Data records:
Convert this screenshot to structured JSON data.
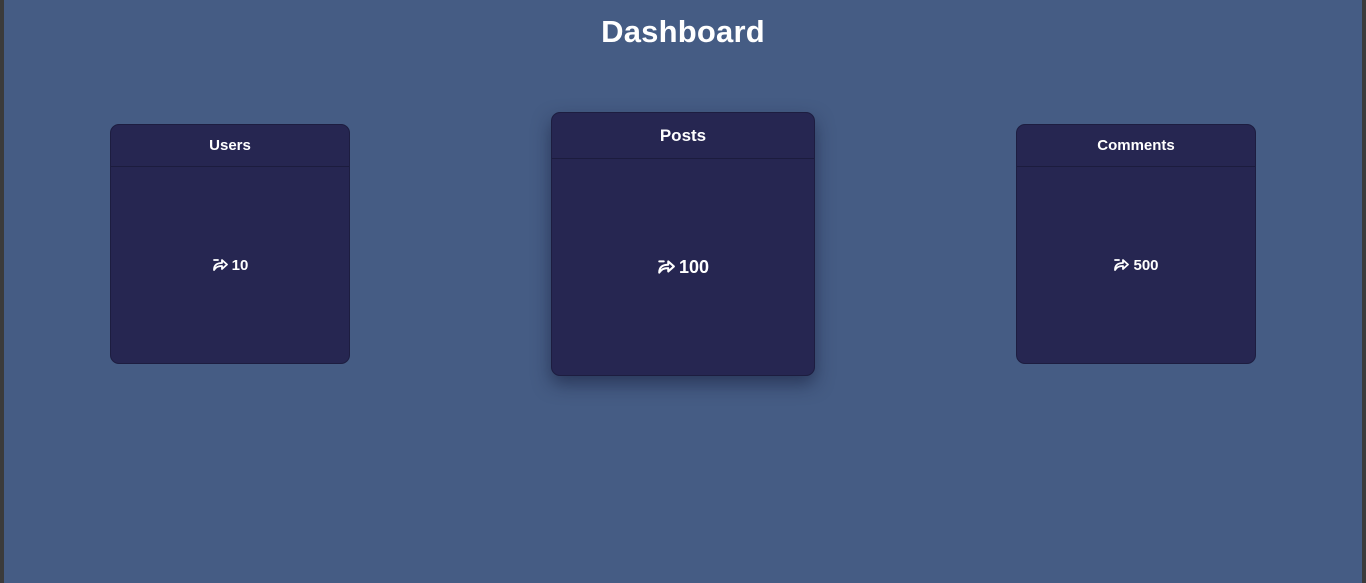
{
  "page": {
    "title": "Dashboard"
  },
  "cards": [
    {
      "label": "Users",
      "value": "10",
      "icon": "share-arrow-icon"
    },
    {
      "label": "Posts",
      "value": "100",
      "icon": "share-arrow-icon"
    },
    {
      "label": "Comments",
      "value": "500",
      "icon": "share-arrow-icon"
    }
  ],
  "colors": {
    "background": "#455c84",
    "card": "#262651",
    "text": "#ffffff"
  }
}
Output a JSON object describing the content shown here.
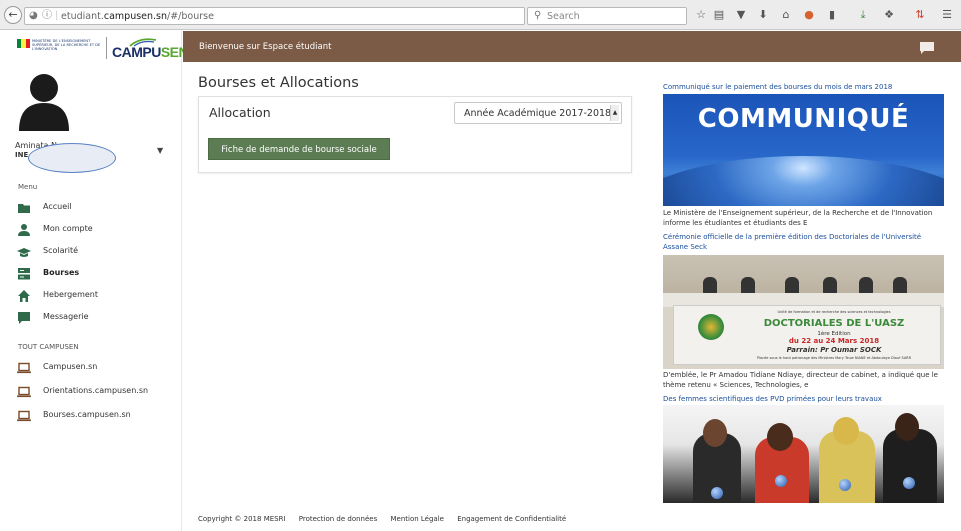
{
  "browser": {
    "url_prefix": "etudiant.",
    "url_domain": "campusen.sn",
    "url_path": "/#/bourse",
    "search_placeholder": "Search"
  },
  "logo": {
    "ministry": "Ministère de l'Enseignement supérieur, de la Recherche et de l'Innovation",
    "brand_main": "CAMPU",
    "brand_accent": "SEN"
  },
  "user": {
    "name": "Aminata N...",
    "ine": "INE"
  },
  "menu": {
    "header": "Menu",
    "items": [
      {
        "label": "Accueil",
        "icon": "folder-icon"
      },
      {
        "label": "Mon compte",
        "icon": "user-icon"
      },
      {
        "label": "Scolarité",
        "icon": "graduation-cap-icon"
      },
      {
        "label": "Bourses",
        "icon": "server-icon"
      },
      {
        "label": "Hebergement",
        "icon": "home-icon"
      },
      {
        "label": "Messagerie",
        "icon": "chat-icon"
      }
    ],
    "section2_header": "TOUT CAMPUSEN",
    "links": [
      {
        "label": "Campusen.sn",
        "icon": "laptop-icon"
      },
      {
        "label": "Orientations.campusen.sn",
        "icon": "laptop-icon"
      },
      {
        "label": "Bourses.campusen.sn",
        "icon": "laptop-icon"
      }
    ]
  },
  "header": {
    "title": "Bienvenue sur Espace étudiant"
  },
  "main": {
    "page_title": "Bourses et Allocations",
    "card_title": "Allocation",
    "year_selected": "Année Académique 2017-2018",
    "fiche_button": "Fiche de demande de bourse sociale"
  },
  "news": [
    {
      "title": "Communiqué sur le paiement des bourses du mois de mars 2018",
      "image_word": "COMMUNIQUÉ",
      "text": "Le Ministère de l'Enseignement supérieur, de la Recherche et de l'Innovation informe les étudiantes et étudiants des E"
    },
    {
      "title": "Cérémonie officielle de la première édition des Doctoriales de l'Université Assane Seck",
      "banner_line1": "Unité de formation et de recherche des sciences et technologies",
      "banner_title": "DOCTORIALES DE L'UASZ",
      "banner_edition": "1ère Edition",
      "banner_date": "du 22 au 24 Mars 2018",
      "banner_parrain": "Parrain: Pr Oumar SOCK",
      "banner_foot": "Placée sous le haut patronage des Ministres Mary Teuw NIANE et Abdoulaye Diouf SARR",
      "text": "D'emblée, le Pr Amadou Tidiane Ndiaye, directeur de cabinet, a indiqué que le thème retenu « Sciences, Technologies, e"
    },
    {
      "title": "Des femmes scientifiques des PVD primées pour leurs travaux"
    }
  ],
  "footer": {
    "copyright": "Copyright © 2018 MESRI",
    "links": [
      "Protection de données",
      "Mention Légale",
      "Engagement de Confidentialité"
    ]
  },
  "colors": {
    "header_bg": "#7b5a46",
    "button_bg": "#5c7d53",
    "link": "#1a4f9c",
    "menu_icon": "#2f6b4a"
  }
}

◆ Problem to work on
Leave out every line without the string "Enseignement" and copy the rest.

◆ Answer to the exercise
    "ministry": "Ministère de l'Enseignement supérieur, de la Recherche et de l'Innovation",
      "text": "Le Ministère de l'Enseignement supérieur, de la Recherche et de l'Innovation informe les étudiantes et étudiants des E"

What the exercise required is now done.